WRITTEN PROBLEM: Transcribe the full listing below exactly.

SUPPLIED RECORDS:
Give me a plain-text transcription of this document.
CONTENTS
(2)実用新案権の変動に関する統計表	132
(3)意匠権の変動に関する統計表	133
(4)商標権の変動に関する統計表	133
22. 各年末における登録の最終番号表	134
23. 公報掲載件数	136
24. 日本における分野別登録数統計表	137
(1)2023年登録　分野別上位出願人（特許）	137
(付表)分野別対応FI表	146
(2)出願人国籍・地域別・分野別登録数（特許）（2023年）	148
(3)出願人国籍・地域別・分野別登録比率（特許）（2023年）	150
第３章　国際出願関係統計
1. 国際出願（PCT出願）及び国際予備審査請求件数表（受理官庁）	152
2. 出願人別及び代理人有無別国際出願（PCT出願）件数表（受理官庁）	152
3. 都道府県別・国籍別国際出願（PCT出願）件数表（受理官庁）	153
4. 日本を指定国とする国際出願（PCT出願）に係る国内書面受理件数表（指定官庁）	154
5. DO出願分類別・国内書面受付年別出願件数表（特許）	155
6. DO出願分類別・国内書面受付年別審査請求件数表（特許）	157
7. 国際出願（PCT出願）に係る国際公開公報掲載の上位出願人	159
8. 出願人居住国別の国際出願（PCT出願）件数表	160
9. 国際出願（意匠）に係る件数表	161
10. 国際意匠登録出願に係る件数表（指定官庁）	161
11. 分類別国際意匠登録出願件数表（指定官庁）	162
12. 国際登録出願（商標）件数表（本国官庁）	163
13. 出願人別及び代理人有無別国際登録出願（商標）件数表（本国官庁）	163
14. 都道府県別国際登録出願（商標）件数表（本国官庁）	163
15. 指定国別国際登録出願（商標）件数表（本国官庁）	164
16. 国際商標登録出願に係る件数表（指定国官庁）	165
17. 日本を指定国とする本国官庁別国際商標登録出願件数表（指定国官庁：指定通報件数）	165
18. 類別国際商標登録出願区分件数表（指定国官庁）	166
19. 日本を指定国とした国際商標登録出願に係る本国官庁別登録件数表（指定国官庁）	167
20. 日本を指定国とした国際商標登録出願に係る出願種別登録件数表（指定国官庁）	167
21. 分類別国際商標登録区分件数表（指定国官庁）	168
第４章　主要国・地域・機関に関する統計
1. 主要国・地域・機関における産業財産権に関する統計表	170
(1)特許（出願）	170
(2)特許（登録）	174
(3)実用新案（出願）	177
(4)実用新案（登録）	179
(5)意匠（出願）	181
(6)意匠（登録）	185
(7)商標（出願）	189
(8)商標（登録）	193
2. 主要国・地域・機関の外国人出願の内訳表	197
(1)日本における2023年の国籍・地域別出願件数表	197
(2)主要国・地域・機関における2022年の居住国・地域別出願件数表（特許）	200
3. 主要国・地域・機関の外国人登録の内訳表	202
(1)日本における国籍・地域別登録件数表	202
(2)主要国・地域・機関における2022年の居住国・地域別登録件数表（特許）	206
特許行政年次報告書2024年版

ANSWER TO THIS PROBLEM:
Give me a plain-text transcription of this document.
CONTENTS
(2)実用新案権の変動に関する統計表	132
(3)意匠権の変動に関する統計表	133
(4)商標権の変動に関する統計表	133
22. 各年末における登録の最終番号表	134
23. 公報掲載件数	136
24. 日本における分野別登録数統計表	137
(1)2023年登録　分野別上位出願人（特許）	137
(付表)分野別対応FI表	146
(2)出願人国籍・地域別・分野別登録数（特許）（2023年）	148
(3)出願人国籍・地域別・分野別登録比率（特許）（2023年）	150
第３章　国際出願関係統計
1. 国際出願（PCT出願）及び国際予備審査請求件数表（受理官庁）	152
2. 出願人別及び代理人有無別国際出願（PCT出願）件数表（受理官庁）	152
3. 都道府県別・国籍別国際出願（PCT出願）件数表（受理官庁）	153
4. 日本を指定国とする国際出願（PCT出願）に係る国内書面受理件数表（指定官庁）	154
5. DO出願分類別・国内書面受付年別出願件数表（特許）	155
6. DO出願分類別・国内書面受付年別審査請求件数表（特許）	157
7. 国際出願（PCT出願）に係る国際公開公報掲載の上位出願人	159
8. 出願人居住国別の国際出願（PCT出願）件数表	160
9. 国際出願（意匠）に係る件数表	161
10. 国際意匠登録出願に係る件数表（指定官庁）	161
11. 分類別国際意匠登録出願件数表（指定官庁）	162
12. 国際登録出願（商標）件数表（本国官庁）	163
13. 出願人別及び代理人有無別国際登録出願（商標）件数表（本国官庁）	163
14. 都道府県別国際登録出願（商標）件数表（本国官庁）	163
15. 指定国別国際登録出願（商標）件数表（本国官庁）	164
16. 国際商標登録出願に係る件数表（指定国官庁）	165
17. 日本を指定国とする本国官庁別国際商標登録出願件数表（指定国官庁：指定通報件数）	165
18. 類別国際商標登録出願区分件数表（指定国官庁）	166
19. 日本を指定国とした国際商標登録出願に係る本国官庁別登録件数表（指定国官庁）	167
20. 日本を指定国とした国際商標登録出願に係る出願種別登録件数表（指定国官庁）	167
21. 分類別国際商標登録区分件数表（指定国官庁）	168
第４章　主要国・地域・機関に関する統計
1. 主要国・地域・機関における産業財産権に関する統計表	170
(1)特許（出願）	170
(2)特許（登録）	174
(3)実用新案（出願）	177
(4)実用新案（登録）	179
(5)意匠（出願）	181
(6)意匠（登録）	185
(7)商標（出願）	189
(8)商標（登録）	193
2. 主要国・地域・機関の外国人出願の内訳表	197
(1)日本における2023年の国籍・地域別出願件数表	197
(2)主要国・地域・機関における2022年の居住国・地域別出願件数表（特許）	200
3. 主要国・地域・機関の外国人登録の内訳表	202
(1)日本における国籍・地域別登録件数表	202
(2)主要国・地域・機関における2022年の居住国・地域別登録件数表（特許）	206
特許行政年次報告書2024年版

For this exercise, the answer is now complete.